- _GIVEN EXERCISE 1_: Quote the passage of the XQuery and SQL/XML text that begins with the words containing "XQuery and SQL/XML" and ends with "SQL/XML is SQL-centric.", reproducing it word for word.
- _GIVEN EXERCISE 2_: Lay out the part of the records that opens with the line containing "svg-text:6: 6 (92, 201, 97, 212)" and closes with the line containing "svg-text:22: 22 (26, 201, 37, 212)" as a numbered list, with both ends included and blank lines omitted.

- _TEXT_:
========

Learn More About XML Pipeline Server Now >

Tutorial Introduction

Most web applications have connections to databases and use XML to transfer data from the database to the web application and vice versa. Every major database vendor has proprietary extensions for using XML with relational databases, but they take completely different approaches, and there is no interoperability between them. Developers need to be able to write applications that work for databases from multiple vendors.

XQuery and SQL/XML are two standards that use declarative, portable queries to return XML by querying data. In both standards, the XML can have any desired structure, and the queries can be arbitrarily complex. XQuery is XML-centric, while SQL/XML is SQL-centric.

SQL/XML is an extension of SQL that is part of ANSI/ISO SQL 2003. It lets SQL queries create XML structures with a few powerful XML publishing functions. For a SQL programmer, SQL/XML easy to learn because it involves only a few small additions to the existing SQL language. Since SQL is a mature language, there are a lot of tools and infrastructure for SQL. For instance, SQL/XML uses JDBC to return results, and there will soon be a standard API for XQuery. SQL also has functionality soon to be found in XQuery, such as updates and stored procedures.

Note: SQL/XML is completely different from Microsoft's SQLXML, a proprietary technology used in SQL Server. The similarity in names has caused a great deal of confusion in the industry.

XQuery is a completely new query language that uses XML as the basis for its data model and type system. It is being developed in the XML Query Working Group, which is a part of the World Wide Web Consortium. In this paper, we characterize XQuery as a "Native XML Programming Language". XQuery is based on XML in the same way that SQL is based on the relational model or object oriented languages are based on the object oriented model - XML is central to its type system, in which elements and attributes are just as fundamental as integers and strings. Although XQuery per se has no concept of relational data, several products and many projects provide ways to query relational data using an XML view of the database, and the need to make this possible has influenced the design of XQuery throughout its development. XQuery allows you to work in the XML world no matter what type of data you're working with - relational, XML or object data. XQuery is ideal for native XML programming. When used with XML views of relational data, it is also ideal for queries data that must represent results as XML, to query XML stored inside or outside the database, or to span relational and XML sources.

========

- _RAW DATA_:

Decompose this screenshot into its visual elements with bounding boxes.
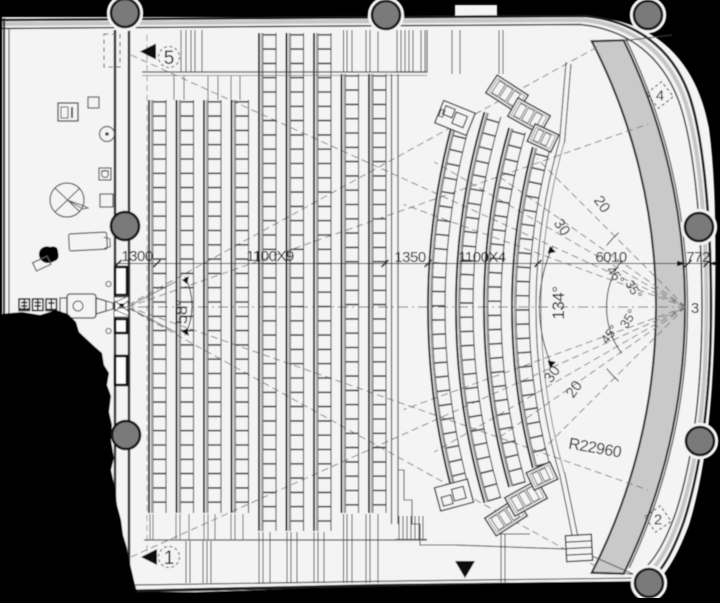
- svg-text:6010: 6010: [595, 249, 627, 266]
- svg-text:58°: 58°: [172, 300, 191, 324]
- svg-text:1350: 1350: [394, 249, 426, 266]
- svg-text:1300: 1300: [121, 248, 153, 265]
- svg-text:1100X4: 1100X4: [458, 249, 506, 266]
- svg-text:1100X9: 1100X9: [246, 248, 294, 265]
- svg-text:772: 772: [686, 249, 710, 266]
- svg-text:134°: 134°: [549, 286, 568, 319]
- svg-text:1: 1: [164, 548, 175, 569]
- svg-text:5: 5: [164, 48, 175, 69]
- svg-text:2: 2: [654, 512, 662, 529]
- svg-text:3: 3: [691, 300, 699, 317]
- svg-text:4: 4: [656, 88, 664, 105]
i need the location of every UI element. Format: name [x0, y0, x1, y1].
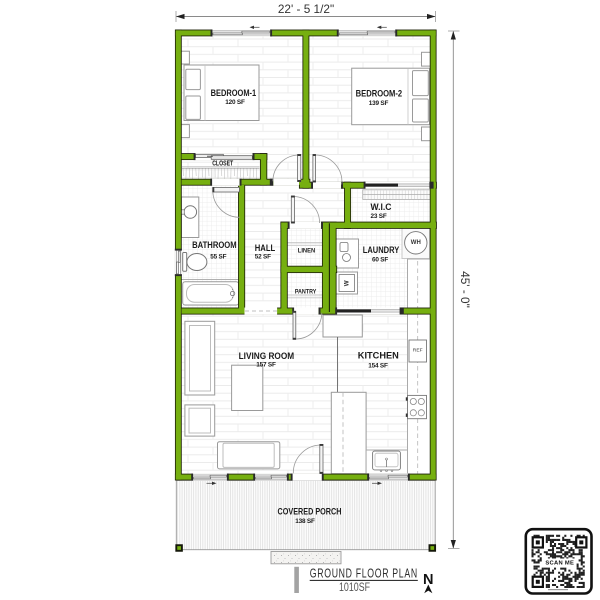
- svg-text:45' - 0": 45' - 0": [458, 271, 472, 308]
- svg-text:BEDROOM-2: BEDROOM-2: [356, 89, 403, 99]
- svg-text:W: W: [343, 280, 350, 286]
- svg-text:WH: WH: [411, 240, 421, 246]
- svg-text:GROUND FLOOR PLAN: GROUND FLOOR PLAN: [310, 565, 418, 580]
- svg-text:55 SF: 55 SF: [210, 254, 226, 261]
- svg-text:157 SF: 157 SF: [256, 362, 276, 369]
- svg-text:120 SF: 120 SF: [225, 99, 245, 106]
- svg-text:23 SF: 23 SF: [370, 213, 386, 220]
- svg-text:60 SF: 60 SF: [372, 257, 388, 264]
- svg-text:BEDROOM-1: BEDROOM-1: [211, 88, 257, 98]
- svg-text:LIVING ROOM: LIVING ROOM: [239, 351, 295, 361]
- svg-text:REF: REF: [413, 347, 423, 353]
- svg-text:BATHROOM: BATHROOM: [192, 240, 237, 250]
- svg-text:CLOSET: CLOSET: [212, 160, 234, 167]
- svg-text:138 SF: 138 SF: [295, 518, 315, 525]
- svg-text:22' - 5 1/2": 22' - 5 1/2": [278, 2, 334, 16]
- svg-text:SCAN ME: SCAN ME: [545, 560, 574, 566]
- svg-text:KITCHEN: KITCHEN: [358, 351, 399, 361]
- svg-text:HALL: HALL: [255, 243, 276, 253]
- svg-text:139 SF: 139 SF: [369, 100, 389, 107]
- svg-text:W.I.C: W.I.C: [371, 202, 392, 212]
- svg-text:COVERED PORCH: COVERED PORCH: [278, 507, 342, 517]
- svg-text:154 SF: 154 SF: [368, 362, 388, 369]
- svg-text:52 SF: 52 SF: [255, 254, 271, 261]
- svg-text:PANTRY: PANTRY: [295, 288, 317, 295]
- svg-text:LINEN: LINEN: [298, 247, 316, 254]
- svg-text:LAUNDRY: LAUNDRY: [363, 245, 400, 255]
- svg-text:1010SF: 1010SF: [339, 582, 370, 594]
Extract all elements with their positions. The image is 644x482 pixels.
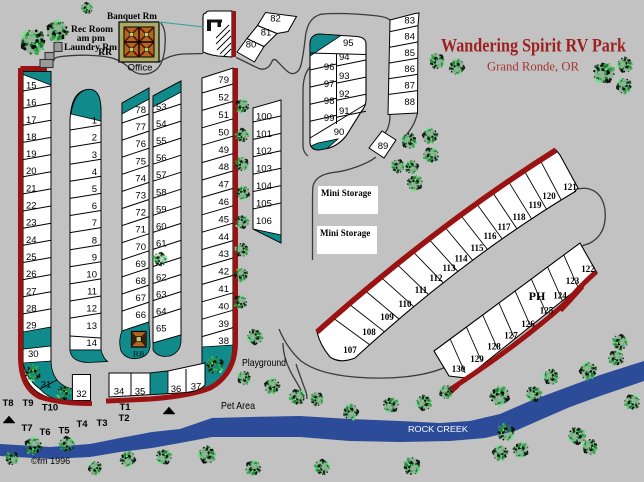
svg-text:6: 6 (92, 201, 97, 212)
svg-text:4: 4 (92, 167, 97, 178)
svg-text:35: 35 (135, 387, 146, 398)
svg-text:111: 111 (415, 285, 428, 295)
svg-text:40: 40 (218, 301, 229, 312)
svg-text:28: 28 (26, 303, 37, 314)
svg-text:21: 21 (26, 183, 37, 194)
svg-text:22: 22 (26, 201, 37, 212)
svg-text:48: 48 (218, 162, 229, 173)
svg-text:60: 60 (156, 221, 167, 232)
svg-text:31: 31 (41, 380, 52, 391)
svg-text:8: 8 (92, 235, 97, 246)
svg-text:2: 2 (92, 133, 97, 144)
svg-text:49: 49 (218, 145, 229, 156)
svg-text:108: 108 (362, 327, 376, 337)
svg-text:30: 30 (28, 349, 39, 360)
svg-text:50: 50 (218, 127, 229, 138)
svg-text:T2: T2 (118, 413, 129, 424)
svg-text:41: 41 (218, 284, 229, 295)
svg-text:42: 42 (218, 267, 229, 278)
svg-text:68: 68 (135, 276, 146, 287)
svg-text:52: 52 (218, 93, 229, 104)
svg-text:113: 113 (442, 263, 456, 273)
svg-text:36: 36 (171, 384, 182, 395)
svg-text:94: 94 (339, 52, 350, 63)
svg-text:77: 77 (135, 122, 146, 133)
svg-text:80: 80 (246, 40, 257, 51)
svg-text:97: 97 (324, 79, 335, 90)
svg-text:126: 126 (521, 319, 535, 329)
svg-text:14: 14 (86, 338, 97, 349)
svg-text:43: 43 (218, 249, 229, 260)
svg-text:120: 120 (542, 191, 556, 201)
svg-text:15: 15 (26, 81, 37, 92)
svg-text:5: 5 (92, 184, 97, 195)
svg-text:100: 100 (256, 111, 272, 122)
svg-text:18: 18 (26, 132, 37, 143)
svg-text:17: 17 (26, 115, 37, 126)
svg-text:129: 129 (470, 354, 484, 364)
svg-text:38: 38 (218, 336, 229, 347)
svg-text:7: 7 (92, 218, 97, 229)
svg-text:95: 95 (343, 38, 354, 49)
svg-text:106: 106 (256, 216, 272, 227)
svg-text:85: 85 (404, 48, 415, 59)
svg-text:114: 114 (454, 254, 468, 264)
svg-text:117: 117 (497, 222, 511, 232)
svg-text:89: 89 (378, 141, 389, 152)
svg-text:Grand Ronde, OR: Grand Ronde, OR (487, 59, 579, 74)
svg-text:59: 59 (156, 204, 167, 215)
svg-text:99: 99 (324, 113, 335, 124)
svg-text:3: 3 (92, 150, 97, 161)
svg-text:T4: T4 (76, 419, 88, 430)
svg-text:71: 71 (135, 225, 146, 236)
svg-text:64: 64 (156, 307, 167, 318)
svg-text:73: 73 (135, 191, 146, 202)
svg-text:56: 56 (156, 153, 167, 164)
svg-text:58: 58 (156, 187, 167, 198)
svg-text:Office: Office (128, 63, 153, 74)
svg-text:10: 10 (86, 270, 97, 281)
svg-text:87: 87 (404, 81, 415, 92)
svg-text:T7: T7 (21, 423, 32, 434)
svg-text:16: 16 (26, 98, 37, 109)
svg-text:47: 47 (218, 180, 229, 191)
svg-text:RR: RR (98, 48, 112, 58)
svg-text:34: 34 (114, 387, 125, 398)
svg-text:91: 91 (339, 106, 350, 117)
svg-text:ROCK CREEK: ROCK CREEK (408, 424, 468, 434)
svg-text:45: 45 (218, 214, 229, 225)
svg-text:121: 121 (563, 182, 577, 192)
svg-text:115: 115 (470, 243, 484, 253)
svg-text:112: 112 (429, 273, 443, 283)
svg-text:110: 110 (398, 299, 412, 309)
svg-text:57: 57 (156, 170, 167, 181)
svg-text:T9: T9 (22, 398, 33, 409)
svg-text:T5: T5 (58, 426, 70, 437)
svg-text:9: 9 (92, 252, 97, 263)
svg-text:86: 86 (404, 64, 415, 75)
svg-text:75: 75 (135, 156, 146, 167)
svg-text:105: 105 (256, 198, 272, 209)
svg-text:25: 25 (26, 252, 37, 263)
svg-text:62: 62 (156, 273, 167, 284)
svg-text:44: 44 (218, 232, 229, 243)
svg-text:Banquet Rm: Banquet Rm (107, 11, 157, 21)
svg-text:74: 74 (135, 173, 146, 184)
svg-text:63: 63 (156, 290, 167, 301)
svg-text:79: 79 (218, 75, 229, 86)
svg-text:26: 26 (26, 269, 37, 280)
svg-text:104: 104 (256, 181, 272, 192)
svg-text:98: 98 (324, 96, 335, 107)
svg-text:93: 93 (339, 71, 350, 82)
svg-text:103: 103 (256, 164, 272, 175)
svg-text:102: 102 (256, 146, 272, 157)
svg-text:116: 116 (483, 231, 497, 241)
svg-text:T8: T8 (2, 398, 13, 409)
svg-text:12: 12 (86, 304, 97, 315)
svg-text:20: 20 (26, 166, 37, 177)
svg-text:130: 130 (452, 364, 466, 374)
svg-text:Mini Storage: Mini Storage (320, 228, 370, 238)
svg-text:27: 27 (26, 286, 37, 297)
svg-text:90: 90 (334, 127, 345, 138)
svg-text:96: 96 (324, 62, 335, 73)
svg-text:Pet Area: Pet Area (221, 400, 255, 412)
svg-text:107: 107 (343, 345, 357, 355)
svg-text:55: 55 (156, 136, 167, 147)
svg-text:Mini Storage: Mini Storage (321, 188, 371, 198)
svg-text:24: 24 (26, 235, 37, 246)
svg-text:32: 32 (76, 389, 87, 400)
svg-text:78: 78 (135, 105, 146, 116)
svg-text:T10: T10 (42, 403, 58, 414)
svg-text:53: 53 (156, 102, 167, 113)
svg-text:127: 127 (504, 331, 518, 341)
svg-text:123: 123 (566, 276, 580, 286)
svg-text:1: 1 (92, 116, 97, 127)
svg-text:125: 125 (540, 306, 554, 316)
svg-text:83: 83 (404, 16, 415, 27)
svg-text:81: 81 (261, 28, 272, 39)
svg-text:101: 101 (256, 129, 272, 140)
svg-text:119: 119 (528, 200, 542, 210)
svg-text:19: 19 (26, 149, 37, 160)
svg-text:76: 76 (135, 139, 146, 150)
svg-text:51: 51 (218, 110, 229, 121)
svg-text:PH: PH (529, 289, 546, 303)
svg-text:124: 124 (553, 291, 567, 301)
svg-text:128: 128 (487, 342, 501, 352)
svg-text:118: 118 (512, 212, 526, 222)
svg-text:72: 72 (135, 208, 146, 219)
svg-text:69: 69 (135, 259, 146, 270)
svg-text:82: 82 (270, 14, 281, 25)
svg-text:23: 23 (26, 218, 37, 229)
svg-text:13: 13 (86, 321, 97, 332)
svg-text:T6: T6 (39, 427, 50, 438)
svg-text:70: 70 (135, 242, 146, 253)
svg-text:©fm 1996: ©fm 1996 (31, 456, 70, 466)
svg-text:67: 67 (135, 293, 146, 304)
svg-text:T3: T3 (96, 418, 107, 429)
svg-text:66: 66 (135, 310, 146, 321)
svg-text:T1: T1 (119, 402, 131, 413)
svg-text:11: 11 (87, 287, 97, 298)
svg-text:61: 61 (156, 238, 167, 249)
svg-text:46: 46 (218, 197, 229, 208)
svg-text:88: 88 (404, 97, 415, 108)
svg-text:54: 54 (156, 119, 167, 130)
svg-text:Playground: Playground (242, 357, 286, 369)
svg-text:37: 37 (191, 382, 202, 393)
svg-text:29: 29 (26, 321, 37, 332)
svg-text:92: 92 (339, 89, 350, 100)
svg-text:RR: RR (133, 349, 146, 359)
svg-text:65: 65 (156, 324, 167, 335)
svg-text:84: 84 (404, 32, 415, 43)
svg-text:Wandering Spirit RV Park: Wandering Spirit RV Park (441, 36, 626, 57)
svg-text:39: 39 (218, 319, 229, 330)
svg-text:109: 109 (380, 312, 394, 322)
svg-text:122: 122 (581, 264, 595, 274)
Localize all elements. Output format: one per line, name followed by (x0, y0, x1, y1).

========

- _SOLUTION 1_:
XQuery and SQL/XML are two standards that use declarative, portable queries to return XML by querying data. In both standards, the XML can have any desired structure, and the queries can be arbitrarily complex. XQuery is XML-centric, while SQL/XML is SQL-centric.

- _SOLUTION 2_:
1. svg-text:6: 6 (92, 201, 97, 212)
2. svg-text:4: 4 (92, 167, 97, 178)
3. svg-text:35: 35 (135, 387, 146, 398)
4. svg-text:111: 111 (415, 285, 428, 295)
5. svg-text:40: 40 (218, 301, 229, 312)
6. svg-text:28: 28 (26, 303, 37, 314)
7. svg-text:21: 21 (26, 183, 37, 194)
8. svg-text:22: 22 (26, 201, 37, 212)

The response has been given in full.